» **QUESTION POSÉE 1**
Répondez à ces questions d'après la critique :
(a) Combien de vaisseaux disparaissent au départ de la station spatiale « Margot » ?
(b) Quel est le métier de Daniel Lagny ?
(c) Quel éditeur publie en France des films des pays du bloc de l'est ?

» **DOCUMENT SOURCE**
%%

L'histoire
Dans un futur relativement proche, 8 vaisseaux disparaissent au départ de la station spatiale « Margot ». La professeure Maria Scholl s’embarque dans une mission de sauvetage dans l’espoir de les rapatrier. Elle retrouvera sur son chemin un ancien amour de vacances, le pilote de vaisseau postal Daniel Lagny, qui décide de les aider. Ensemble ils découvrent que ces disparitions sont liées au projet « Eolomea », du nom d’une planète mystérieuse qui aurait tenté de contacter la Terre par le passé.
Analyse et critique
Eolomea est un film de science-fiction Est-allemand qui, comme toute la production nationale depuis la séparation des deux Allemagne, est entièrement subventionné et supervisé, par le parti au pouvoir. Il n’est pas simple d’apprécier et saisir pleinement les références, de ce cinéma mal connu, mal diffusé, et, il faut le dire, à la valeur artistique souvent limitée. L’éditeur Artus film s’est lancé, en France, dans une audacieuse entreprise d’édition d’un grand nombre des œuvres issues des pays du bloc de l’est socialiste en les catégorisant selon leurs genres : science-fiction, horreur, médiéval fantastique etc. C’est ainsi que nous découvrons, dans des copies fraichement restaurées, un bon nombre de films qui n’avaient, jusque-là, jamais été diffusés chez nous. Les raisons pouvant justifier leur visionnage varient d’une œuvre à l’autre mais, concernant les productions de science-fiction de RDA, il faut reconnaître que cela tient surtout à la curiosité historique, ainsi qu’au plaisir un peu coupable que peuvent trouver les fans hardcore du genre. C’est le cas également du film qui nous intéresse dans cette chronique, quand bien même tout n’est pas à jeter dans cette aventure spatiale romantique.

%%

» **LES LIGNES**
%%

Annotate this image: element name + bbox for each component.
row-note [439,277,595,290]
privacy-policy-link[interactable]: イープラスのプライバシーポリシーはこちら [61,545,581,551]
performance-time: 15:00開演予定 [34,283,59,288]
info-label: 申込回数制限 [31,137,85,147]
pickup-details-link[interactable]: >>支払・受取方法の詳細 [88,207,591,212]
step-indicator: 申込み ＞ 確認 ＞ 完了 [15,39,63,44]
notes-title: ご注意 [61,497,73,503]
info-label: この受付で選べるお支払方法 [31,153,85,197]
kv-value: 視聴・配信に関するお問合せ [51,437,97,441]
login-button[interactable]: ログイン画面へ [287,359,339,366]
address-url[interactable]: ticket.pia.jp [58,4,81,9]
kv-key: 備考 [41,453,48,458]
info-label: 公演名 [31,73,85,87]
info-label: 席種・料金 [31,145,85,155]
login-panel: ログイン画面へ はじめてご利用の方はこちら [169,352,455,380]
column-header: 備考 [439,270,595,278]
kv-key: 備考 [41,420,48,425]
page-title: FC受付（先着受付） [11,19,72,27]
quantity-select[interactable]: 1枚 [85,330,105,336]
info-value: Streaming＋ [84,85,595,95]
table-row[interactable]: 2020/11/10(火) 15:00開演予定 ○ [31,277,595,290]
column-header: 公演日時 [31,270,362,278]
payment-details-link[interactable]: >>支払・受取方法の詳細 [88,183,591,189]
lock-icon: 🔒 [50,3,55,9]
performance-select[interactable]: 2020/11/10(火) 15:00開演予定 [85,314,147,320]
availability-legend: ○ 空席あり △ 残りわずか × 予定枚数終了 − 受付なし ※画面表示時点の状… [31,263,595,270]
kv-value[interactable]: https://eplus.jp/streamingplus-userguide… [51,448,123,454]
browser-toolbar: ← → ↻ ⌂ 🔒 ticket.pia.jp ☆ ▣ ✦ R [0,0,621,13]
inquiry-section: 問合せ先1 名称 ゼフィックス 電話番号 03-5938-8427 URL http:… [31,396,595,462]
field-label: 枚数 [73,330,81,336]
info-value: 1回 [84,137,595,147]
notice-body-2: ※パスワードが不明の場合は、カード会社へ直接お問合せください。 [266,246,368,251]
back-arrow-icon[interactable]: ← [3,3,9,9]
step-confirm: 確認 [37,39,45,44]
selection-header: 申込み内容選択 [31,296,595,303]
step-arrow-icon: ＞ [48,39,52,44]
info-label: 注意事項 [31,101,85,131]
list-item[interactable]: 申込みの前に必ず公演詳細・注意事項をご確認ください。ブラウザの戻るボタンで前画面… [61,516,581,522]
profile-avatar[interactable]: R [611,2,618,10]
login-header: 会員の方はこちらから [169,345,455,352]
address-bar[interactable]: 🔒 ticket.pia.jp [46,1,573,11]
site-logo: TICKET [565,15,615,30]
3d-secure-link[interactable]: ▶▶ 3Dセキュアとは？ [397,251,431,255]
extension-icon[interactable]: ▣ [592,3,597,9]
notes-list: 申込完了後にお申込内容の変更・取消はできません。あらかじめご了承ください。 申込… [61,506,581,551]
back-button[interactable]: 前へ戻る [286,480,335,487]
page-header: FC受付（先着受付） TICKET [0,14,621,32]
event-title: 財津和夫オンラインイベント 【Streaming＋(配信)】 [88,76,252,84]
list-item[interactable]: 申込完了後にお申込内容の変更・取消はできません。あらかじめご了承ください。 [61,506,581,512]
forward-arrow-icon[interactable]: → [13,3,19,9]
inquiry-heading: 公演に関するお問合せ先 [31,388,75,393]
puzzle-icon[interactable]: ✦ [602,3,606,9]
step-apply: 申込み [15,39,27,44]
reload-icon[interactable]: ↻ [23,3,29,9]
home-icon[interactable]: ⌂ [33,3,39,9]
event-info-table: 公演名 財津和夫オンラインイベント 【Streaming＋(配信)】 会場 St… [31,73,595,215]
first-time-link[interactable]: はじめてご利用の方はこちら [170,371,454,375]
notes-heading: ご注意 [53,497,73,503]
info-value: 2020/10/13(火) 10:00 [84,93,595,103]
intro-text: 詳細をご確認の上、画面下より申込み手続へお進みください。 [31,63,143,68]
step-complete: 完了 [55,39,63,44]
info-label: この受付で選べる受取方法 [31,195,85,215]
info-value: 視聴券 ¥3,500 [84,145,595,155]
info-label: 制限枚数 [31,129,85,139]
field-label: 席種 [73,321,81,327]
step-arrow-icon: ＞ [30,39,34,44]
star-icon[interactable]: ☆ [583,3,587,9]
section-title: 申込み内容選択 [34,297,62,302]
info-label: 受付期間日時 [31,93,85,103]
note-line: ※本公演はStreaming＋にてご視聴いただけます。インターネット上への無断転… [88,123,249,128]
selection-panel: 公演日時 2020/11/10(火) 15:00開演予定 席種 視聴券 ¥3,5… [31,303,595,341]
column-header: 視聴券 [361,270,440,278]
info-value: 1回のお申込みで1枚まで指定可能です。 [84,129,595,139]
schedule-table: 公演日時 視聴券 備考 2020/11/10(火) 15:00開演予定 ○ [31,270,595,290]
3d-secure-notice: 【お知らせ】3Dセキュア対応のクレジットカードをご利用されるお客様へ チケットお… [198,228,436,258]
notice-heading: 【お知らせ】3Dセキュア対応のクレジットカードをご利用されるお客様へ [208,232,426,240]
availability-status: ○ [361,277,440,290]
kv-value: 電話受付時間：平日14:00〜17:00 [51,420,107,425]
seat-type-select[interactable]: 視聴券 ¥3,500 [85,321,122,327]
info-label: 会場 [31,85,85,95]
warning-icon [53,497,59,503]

%%

» **QUESTION POSÉE 2**
Dans les lignes, de la première jusqu'à celle qui contient « kv-value: 視聴・配信に関するお問合せ [51,437,97,441] » incluse, remplacez « info-label » par « champ-info » sans rien changer d'autre, puis redonnez seulement ces lignes.

» **RÉPONSE ATTENDUE 1**
(a) 8 vaisseaux.
(b) Il est pilote de vaisseau postal.
(c) Artus film.

» **RÉPONSE ATTENDUE 2**
Annotate this image: element name + bbox for each component.
row-note [439,277,595,290]
privacy-policy-link[interactable]: イープラスのプライバシーポリシーはこちら [61,545,581,551]
performance-time: 15:00開演予定 [34,283,59,288]
champ-info: 申込回数制限 [31,137,85,147]
pickup-details-link[interactable]: >>支払・受取方法の詳細 [88,207,591,212]
step-indicator: 申込み ＞ 確認 ＞ 完了 [15,39,63,44]
notes-title: ご注意 [61,497,73,503]
champ-info: この受付で選べるお支払方法 [31,153,85,197]
kv-value: 視聴・配信に関するお問合せ [51,437,97,441]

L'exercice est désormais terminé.